WORK REQUIRED -> Show every line in the entries below where the word "Ewerton" appears.

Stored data
····················

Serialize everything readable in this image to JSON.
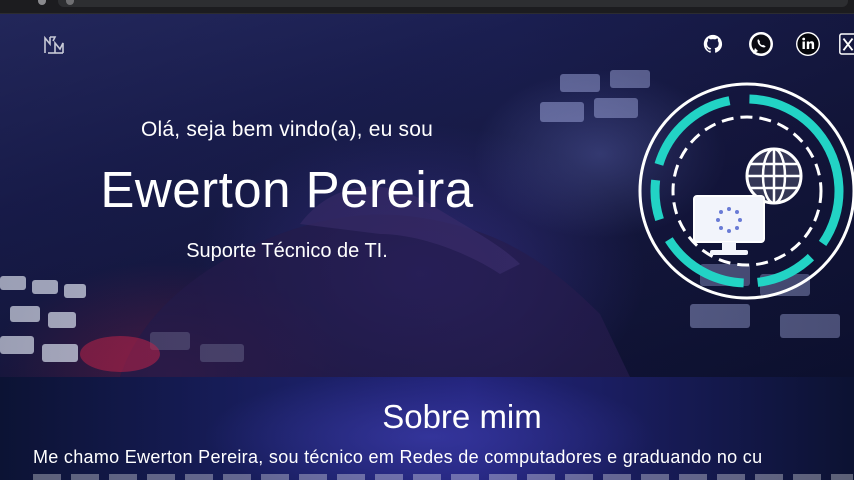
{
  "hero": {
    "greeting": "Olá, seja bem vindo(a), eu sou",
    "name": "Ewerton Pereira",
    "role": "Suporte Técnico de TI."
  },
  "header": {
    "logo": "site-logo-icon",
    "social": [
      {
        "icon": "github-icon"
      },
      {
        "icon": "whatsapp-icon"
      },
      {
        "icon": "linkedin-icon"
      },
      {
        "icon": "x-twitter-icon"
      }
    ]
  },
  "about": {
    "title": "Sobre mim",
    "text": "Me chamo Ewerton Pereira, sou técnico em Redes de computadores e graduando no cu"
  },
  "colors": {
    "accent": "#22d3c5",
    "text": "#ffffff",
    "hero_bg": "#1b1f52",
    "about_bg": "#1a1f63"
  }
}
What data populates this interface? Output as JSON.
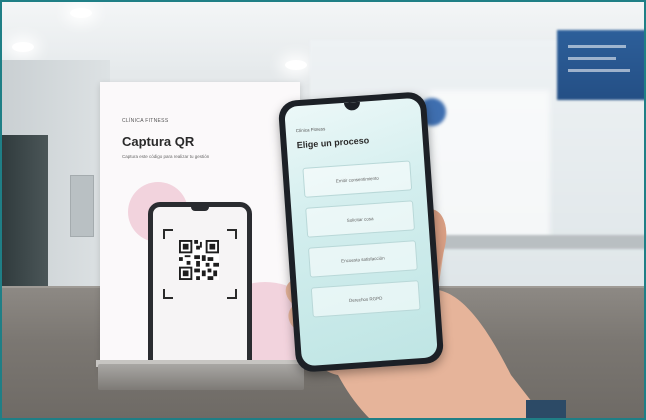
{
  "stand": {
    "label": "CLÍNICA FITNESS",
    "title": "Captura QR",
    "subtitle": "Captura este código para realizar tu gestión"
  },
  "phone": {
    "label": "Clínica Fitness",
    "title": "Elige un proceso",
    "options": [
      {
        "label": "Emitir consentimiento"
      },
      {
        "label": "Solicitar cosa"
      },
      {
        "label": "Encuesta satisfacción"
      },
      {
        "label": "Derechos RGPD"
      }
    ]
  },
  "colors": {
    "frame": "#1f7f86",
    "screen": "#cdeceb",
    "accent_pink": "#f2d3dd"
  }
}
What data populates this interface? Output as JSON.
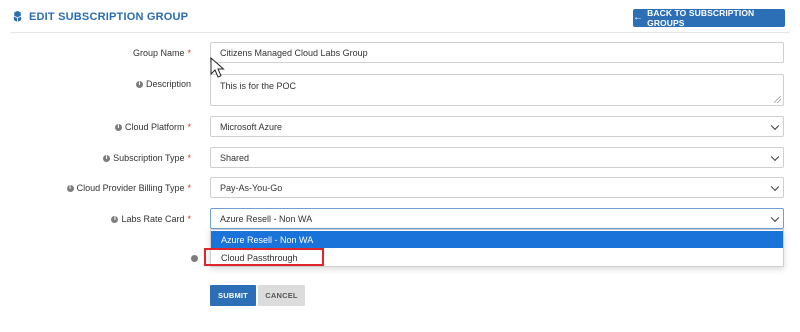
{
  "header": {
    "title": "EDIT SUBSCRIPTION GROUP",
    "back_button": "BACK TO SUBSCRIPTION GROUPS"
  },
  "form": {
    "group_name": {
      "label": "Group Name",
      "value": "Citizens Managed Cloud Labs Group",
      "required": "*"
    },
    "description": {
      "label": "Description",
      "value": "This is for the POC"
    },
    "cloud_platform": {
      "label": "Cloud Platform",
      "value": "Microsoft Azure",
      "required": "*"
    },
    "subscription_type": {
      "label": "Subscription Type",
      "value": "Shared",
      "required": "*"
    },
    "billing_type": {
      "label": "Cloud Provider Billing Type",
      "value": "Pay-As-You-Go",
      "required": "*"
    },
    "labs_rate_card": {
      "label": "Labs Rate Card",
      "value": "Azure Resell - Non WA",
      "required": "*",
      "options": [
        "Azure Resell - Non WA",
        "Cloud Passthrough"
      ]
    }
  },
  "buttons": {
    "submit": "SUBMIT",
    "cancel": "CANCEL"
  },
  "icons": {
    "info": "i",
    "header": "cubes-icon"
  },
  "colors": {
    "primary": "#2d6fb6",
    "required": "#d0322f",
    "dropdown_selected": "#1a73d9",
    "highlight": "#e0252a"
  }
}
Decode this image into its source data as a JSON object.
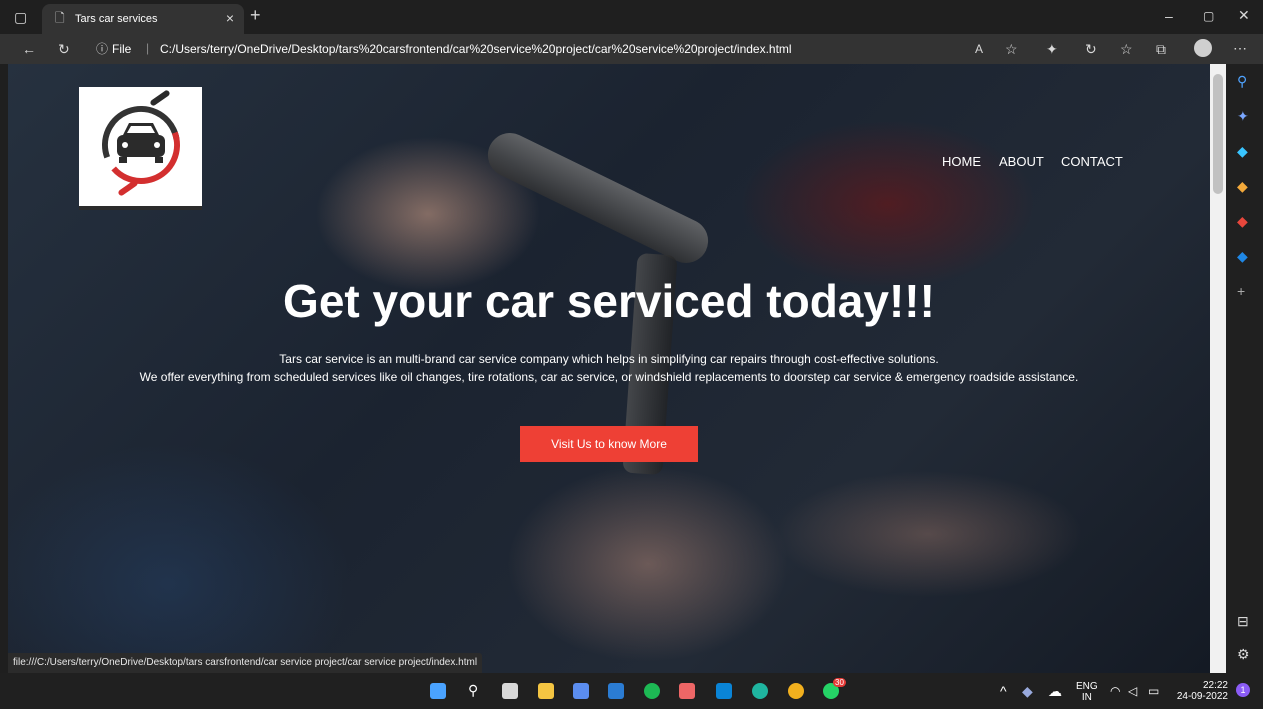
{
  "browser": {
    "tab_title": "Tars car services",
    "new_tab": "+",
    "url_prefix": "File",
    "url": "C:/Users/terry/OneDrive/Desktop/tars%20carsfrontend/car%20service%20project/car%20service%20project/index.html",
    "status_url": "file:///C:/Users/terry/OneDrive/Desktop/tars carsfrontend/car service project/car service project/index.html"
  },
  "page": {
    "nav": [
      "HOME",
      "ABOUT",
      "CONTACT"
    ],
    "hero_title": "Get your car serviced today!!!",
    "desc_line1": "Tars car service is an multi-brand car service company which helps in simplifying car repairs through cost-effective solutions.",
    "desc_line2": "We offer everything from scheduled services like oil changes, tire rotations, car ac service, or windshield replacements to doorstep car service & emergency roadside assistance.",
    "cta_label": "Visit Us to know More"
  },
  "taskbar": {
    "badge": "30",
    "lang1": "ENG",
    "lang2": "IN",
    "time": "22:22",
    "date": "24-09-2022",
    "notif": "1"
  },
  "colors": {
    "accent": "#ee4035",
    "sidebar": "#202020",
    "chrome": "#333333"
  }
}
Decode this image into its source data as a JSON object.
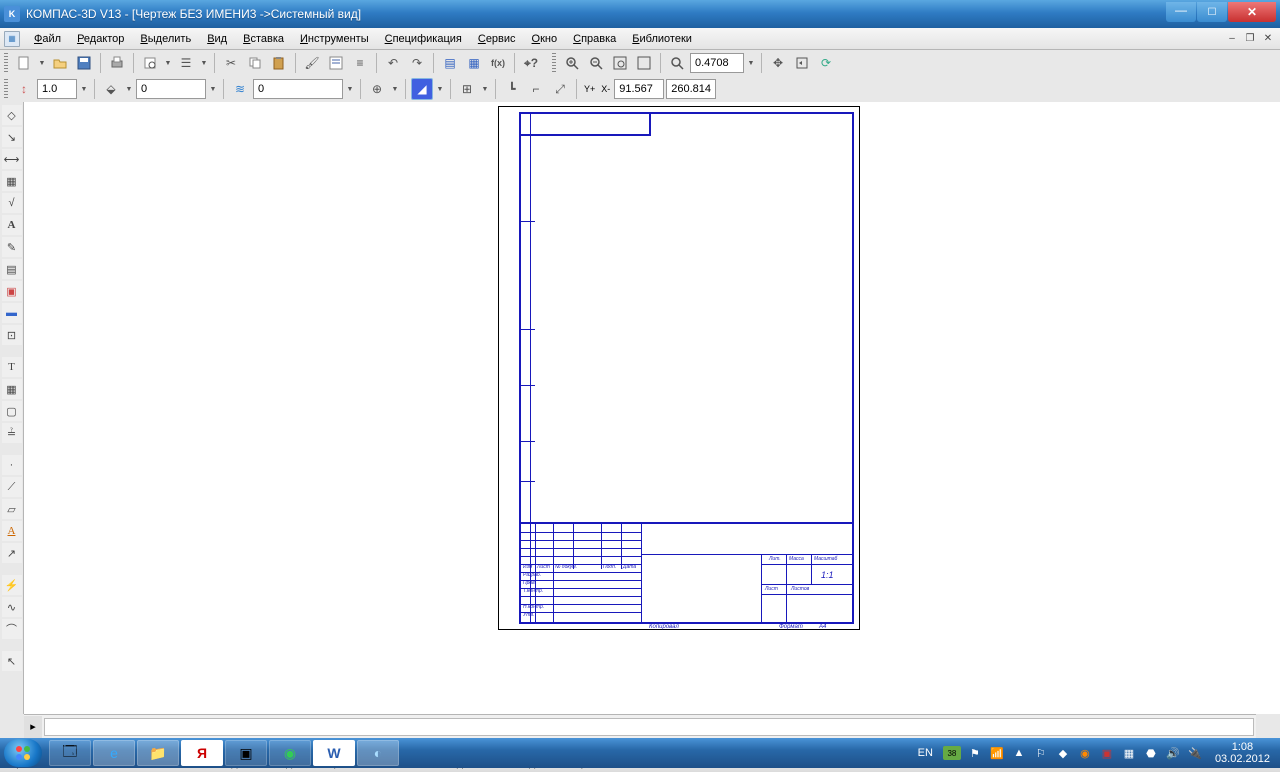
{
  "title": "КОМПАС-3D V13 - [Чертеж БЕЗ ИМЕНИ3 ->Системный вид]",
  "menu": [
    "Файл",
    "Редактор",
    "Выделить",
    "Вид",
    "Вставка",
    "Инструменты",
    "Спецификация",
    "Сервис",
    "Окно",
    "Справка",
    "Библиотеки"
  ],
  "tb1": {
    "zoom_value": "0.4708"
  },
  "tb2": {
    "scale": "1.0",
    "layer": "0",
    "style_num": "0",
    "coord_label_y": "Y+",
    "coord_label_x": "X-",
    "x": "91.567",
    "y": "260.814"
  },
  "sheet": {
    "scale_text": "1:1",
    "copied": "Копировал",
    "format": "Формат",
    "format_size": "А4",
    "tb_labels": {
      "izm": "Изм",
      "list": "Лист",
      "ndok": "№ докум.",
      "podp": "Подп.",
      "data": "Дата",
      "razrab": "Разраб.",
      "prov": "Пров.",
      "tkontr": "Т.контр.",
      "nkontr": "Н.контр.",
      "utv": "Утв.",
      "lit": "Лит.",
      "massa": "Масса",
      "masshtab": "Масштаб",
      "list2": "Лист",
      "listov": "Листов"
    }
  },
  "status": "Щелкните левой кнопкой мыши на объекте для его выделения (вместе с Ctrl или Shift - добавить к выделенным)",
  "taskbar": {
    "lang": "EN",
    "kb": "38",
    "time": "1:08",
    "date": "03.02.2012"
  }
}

····················

PROBLEM SOLUTION ->
    "name": "Ewerton Pereira",
    "text": "Me chamo Ewerton Pereira, sou técnico em Redes de computadores e graduando no cu"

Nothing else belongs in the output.